* **Work required**
Isolate every line in the data with the string "土木工程" and copy it.

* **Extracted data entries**

__________

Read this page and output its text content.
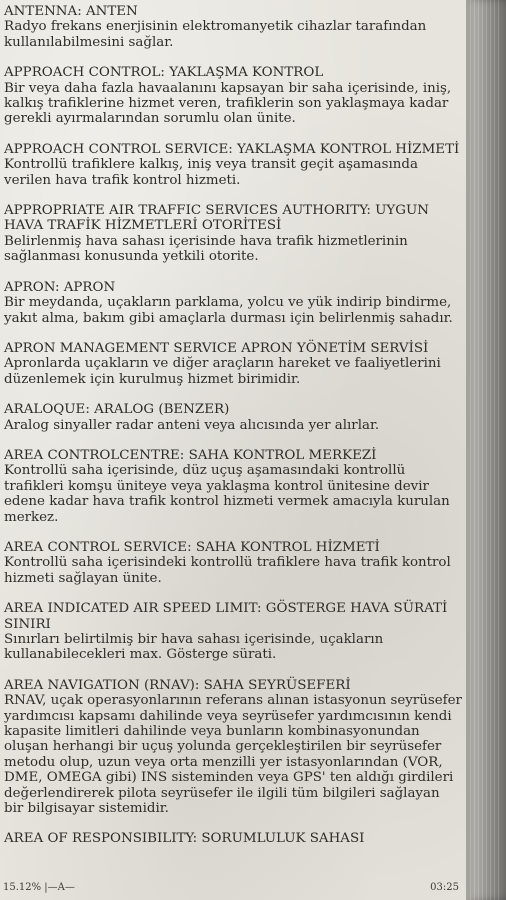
ANTENNA: ANTEN
Radyo frekans enerjisinin elektromanyetik cihazlar tarafından kullanılabilmesini sağlar.
APPROACH CONTROL: YAKLAŞMA KONTROL
Bir veya daha fazla havaalanını kapsayan bir saha içerisinde, iniş, kalkış trafiklerine hizmet veren, trafiklerin son yaklaşmaya kadar gerekli ayırmalarından sorumlu olan ünite.
APPROACH CONTROL SERVICE: YAKLAŞMA KONTROL HİZMETİ
Kontrollü trafiklere kalkış, iniş veya transit geçit aşamasında verilen hava trafik kontrol hizmeti.
APPROPRIATE AIR TRAFFIC SERVICES AUTHORITY: UYGUN HAVA TRAFİK HİZMETLERİ OTORİTESİ
Belirlenmiş hava sahası içerisinde hava trafik hizmetlerinin sağlanması konusunda yetkili otorite.
APRON: APRON
Bir meydanda, uçakların parklama, yolcu ve yük indirip bindirme, yakıt alma, bakım gibi amaçlarla durması için belirlenmiş sahadır.
APRON MANAGEMENT SERVICE APRON YÖNETİM SERVİSİ
Apronlarda uçakların ve diğer araçların hareket ve faaliyetlerini düzenlemek için kurulmuş hizmet birimidir.
ARALOQUE: ARALOG (BENZER)
Aralog sinyaller radar anteni veya alıcısında yer alırlar.
AREA CONTROLCENTRE: SAHA KONTROL MERKEZİ
Kontrollü saha içerisinde, düz uçuş aşamasındaki kontrollü trafikleri komşu üniteye veya yaklaşma kontrol ünitesine devir edene kadar hava trafik kontrol hizmeti vermek amacıyla kurulan merkez.
AREA CONTROL SERVICE: SAHA KONTROL HİZMETİ
Kontrollü saha içerisindeki kontrollü trafiklere hava trafik kontrol hizmeti sağlayan ünite.
AREA INDICATED AIR SPEED LIMIT: GÖSTERGE HAVA SÜRATİ SINIRI
Sınırları belirtilmiş bir hava sahası içerisinde, uçakların kullanabilecekleri max. Gösterge sürati.
AREA NAVIGATION (RNAV): SAHA SEYRÜSEFERİ
RNAV, uçak operasyonlarının referans alınan istasyonun seyrüsefer yardımcısı kapsamı dahilinde veya seyrüsefer yardımcısının kendi kapasite limitleri dahilinde veya bunların kombinasyonundan oluşan herhangi bir uçuş yolunda gerçekleştirilen bir seyrüsefer metodu olup, uzun veya orta menzilli yer istasyonlarından (VOR, DME, OMEGA gibi) INS sisteminden veya GPS' ten aldığı girdileri değerlendirerek pilota seyrüsefer ile ilgili tüm bilgileri sağlayan bir bilgisayar sistemidir.
AREA OF RESPONSIBILITY: SORUMLULUK SAHASI
15.12% |—A—	03:25
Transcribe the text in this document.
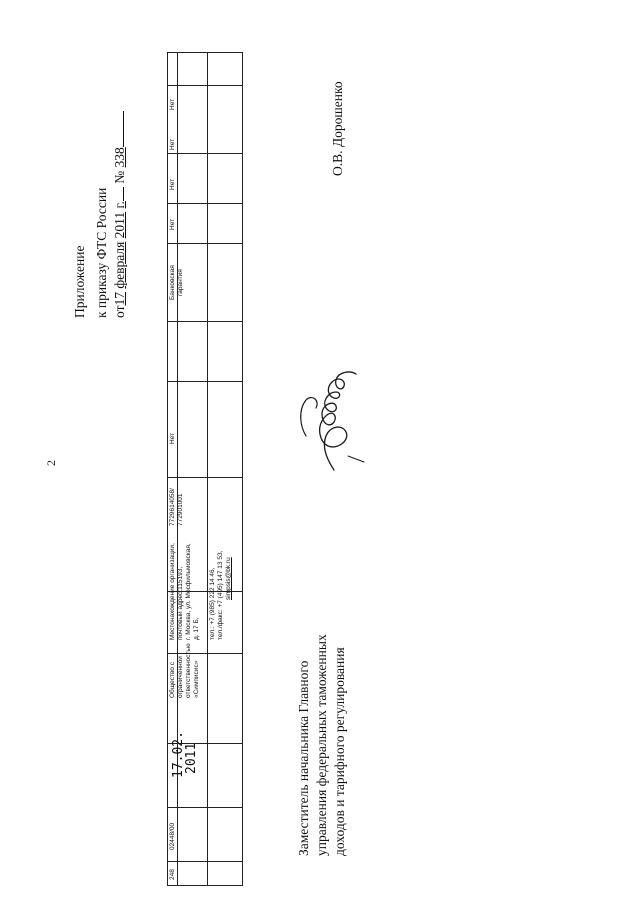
2
Приложение к приказу ФТС России от17 февраля 2011 г. № 338
248
02448/00
17.02.
2011
Общество с ограниченной ответственностью «Симписис»
Местонахождение организации, почтовый адрес:115193, г. Москва, ул. Мосфильмовская, д. 17 Б,
тел.: +7 (985) 222 14 46, тел./факс: +7 (495) 147 13 53, simpsis@bk.ru
7729614058/ 772901001
Нет
Банковская гарантия
Нет
Нет
Нет
Нет
Заместитель начальника Главного управления федеральных таможенных доходов и тарифного регулирования
О.В. Дорошенко
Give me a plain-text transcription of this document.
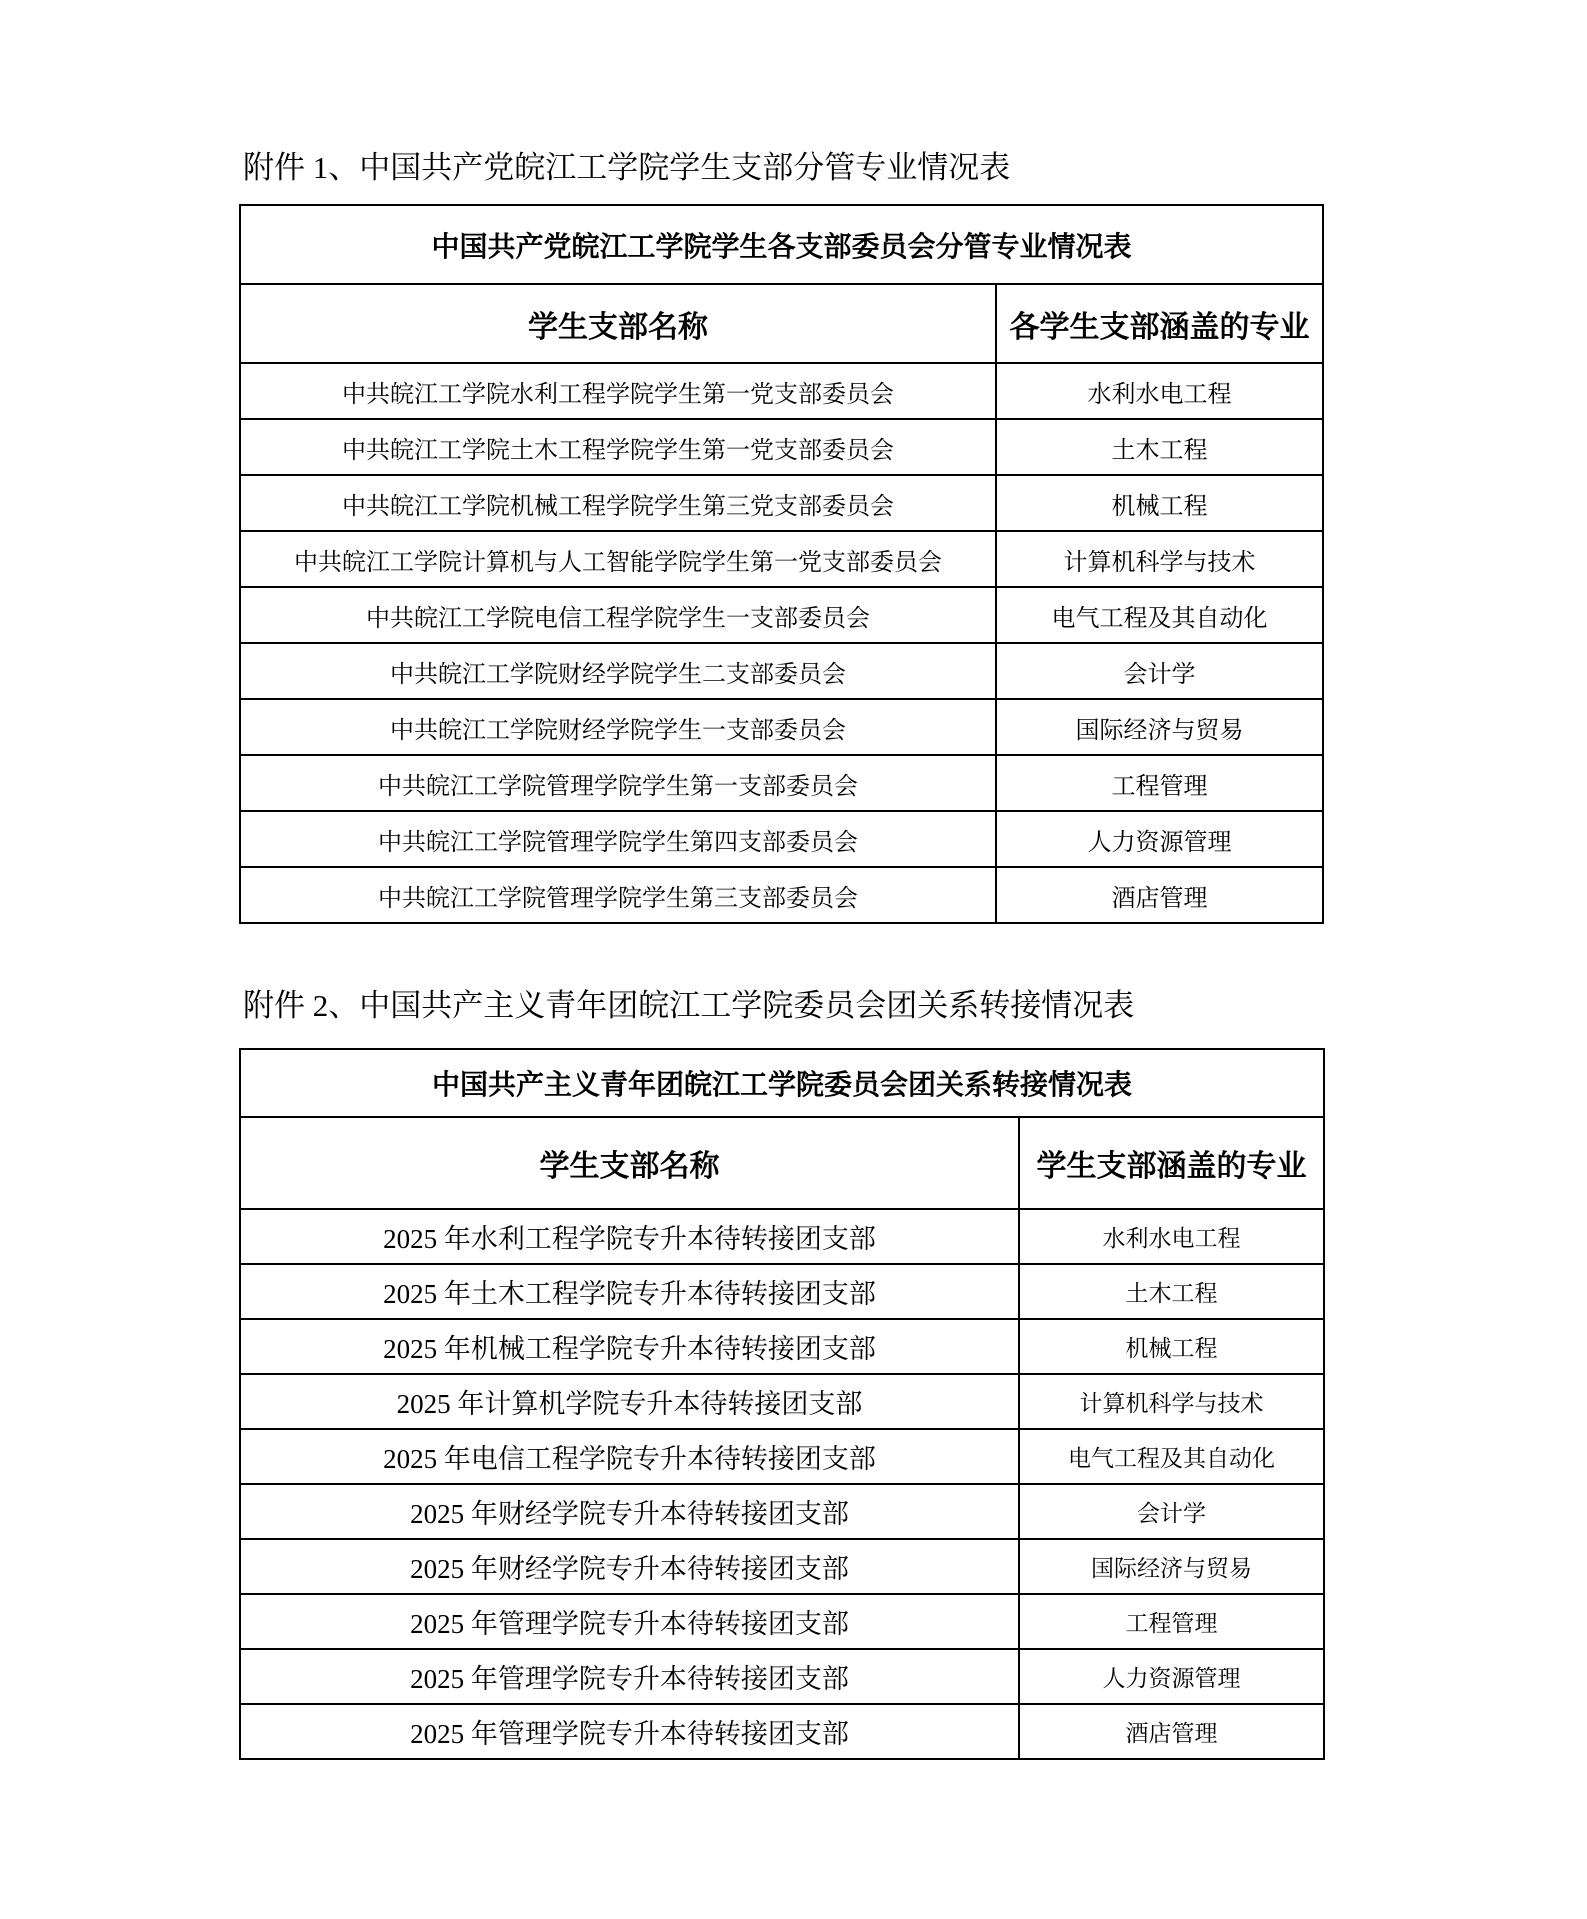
附件 1、中国共产党皖江工学院学生支部分管专业情况表
中国共产党皖江工学院学生各支部委员会分管专业情况表	
学生支部名称	各学生支部涵盖的专业
中共皖江工学院水利工程学院学生第一党支部委员会	水利水电工程
中共皖江工学院土木工程学院学生第一党支部委员会	土木工程
中共皖江工学院机械工程学院学生第三党支部委员会	机械工程
中共皖江工学院计算机与人工智能学院学生第一党支部委员会	计算机科学与技术
中共皖江工学院电信工程学院学生一支部委员会	电气工程及其自动化
中共皖江工学院财经学院学生二支部委员会	会计学
中共皖江工学院财经学院学生一支部委员会	国际经济与贸易
中共皖江工学院管理学院学生第一支部委员会	工程管理
中共皖江工学院管理学院学生第四支部委员会	人力资源管理
中共皖江工学院管理学院学生第三支部委员会	酒店管理
附件 2、中国共产主义青年团皖江工学院委员会团关系转接情况表
中国共产主义青年团皖江工学院委员会团关系转接情况表	
学生支部名称	学生支部涵盖的专业
2025 年水利工程学院专升本待转接团支部	水利水电工程
2025 年土木工程学院专升本待转接团支部	土木工程
2025 年机械工程学院专升本待转接团支部	机械工程
2025 年计算机学院专升本待转接团支部	计算机科学与技术
2025 年电信工程学院专升本待转接团支部	电气工程及其自动化
2025 年财经学院专升本待转接团支部	会计学
2025 年财经学院专升本待转接团支部	国际经济与贸易
2025 年管理学院专升本待转接团支部	工程管理
2025 年管理学院专升本待转接团支部	人力资源管理
2025 年管理学院专升本待转接团支部	酒店管理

__________

* **Solution below**
中共皖江工学院土木工程学院学生第一党支部委员会	土木工程
2025 年土木工程学院专升本待转接团支部	土木工程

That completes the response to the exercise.